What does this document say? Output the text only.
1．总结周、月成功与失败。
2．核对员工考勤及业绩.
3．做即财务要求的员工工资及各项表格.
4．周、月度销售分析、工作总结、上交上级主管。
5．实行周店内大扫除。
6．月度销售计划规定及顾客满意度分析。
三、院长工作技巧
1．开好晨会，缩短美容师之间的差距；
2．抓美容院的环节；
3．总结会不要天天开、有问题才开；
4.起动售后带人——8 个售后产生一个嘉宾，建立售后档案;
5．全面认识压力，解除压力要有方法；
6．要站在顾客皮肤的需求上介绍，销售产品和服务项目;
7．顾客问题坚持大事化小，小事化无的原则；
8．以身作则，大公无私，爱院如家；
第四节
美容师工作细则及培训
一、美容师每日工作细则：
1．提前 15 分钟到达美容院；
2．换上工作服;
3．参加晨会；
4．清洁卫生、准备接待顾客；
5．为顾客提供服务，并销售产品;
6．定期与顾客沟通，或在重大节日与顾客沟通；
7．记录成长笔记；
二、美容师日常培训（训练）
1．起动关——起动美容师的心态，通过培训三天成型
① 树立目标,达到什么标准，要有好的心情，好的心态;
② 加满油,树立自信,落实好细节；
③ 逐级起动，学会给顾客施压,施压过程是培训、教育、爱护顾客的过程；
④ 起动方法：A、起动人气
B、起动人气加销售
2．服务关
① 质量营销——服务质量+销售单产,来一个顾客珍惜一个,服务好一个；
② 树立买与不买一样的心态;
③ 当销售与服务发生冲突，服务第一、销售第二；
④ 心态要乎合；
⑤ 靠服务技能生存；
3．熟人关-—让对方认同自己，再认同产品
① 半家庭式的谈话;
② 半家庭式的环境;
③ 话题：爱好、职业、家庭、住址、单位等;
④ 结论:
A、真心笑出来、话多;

######

Instructions for the task: Copy out all of the records shown above exactly.

Problem solution:
What does this document say? Output the text only.
1．总结周、月成功与失败。
2．核对员工考勤及业绩.
3．做即财务要求的员工工资及各项表格.
4．周、月度销售分析、工作总结、上交上级主管。
5．实行周店内大扫除。
6．月度销售计划规定及顾客满意度分析。
三、院长工作技巧
1．开好晨会，缩短美容师之间的差距；
2．抓美容院的环节；
3．总结会不要天天开、有问题才开；
4.起动售后带人——8 个售后产生一个嘉宾，建立售后档案;
5．全面认识压力，解除压力要有方法；
6．要站在顾客皮肤的需求上介绍，销售产品和服务项目;
7．顾客问题坚持大事化小，小事化无的原则；
8．以身作则，大公无私，爱院如家；
第四节
美容师工作细则及培训
一、美容师每日工作细则：
1．提前 15 分钟到达美容院；
2．换上工作服;
3．参加晨会；
4．清洁卫生、准备接待顾客；
5．为顾客提供服务，并销售产品;
6．定期与顾客沟通，或在重大节日与顾客沟通；
7．记录成长笔记；
二、美容师日常培训（训练）
1．起动关——起动美容师的心态，通过培训三天成型
① 树立目标,达到什么标准，要有好的心情，好的心态;
② 加满油,树立自信,落实好细节；
③ 逐级起动，学会给顾客施压,施压过程是培训、教育、爱护顾客的过程；
④ 起动方法：A、起动人气
B、起动人气加销售
2．服务关
① 质量营销——服务质量+销售单产,来一个顾客珍惜一个,服务好一个；
② 树立买与不买一样的心态;
③ 当销售与服务发生冲突，服务第一、销售第二；
④ 心态要乎合；
⑤ 靠服务技能生存；
3．熟人关-—让对方认同自己，再认同产品
① 半家庭式的谈话;
② 半家庭式的环境;
③ 话题：爱好、职业、家庭、住址、单位等;
④ 结论:
A、真心笑出来、话多;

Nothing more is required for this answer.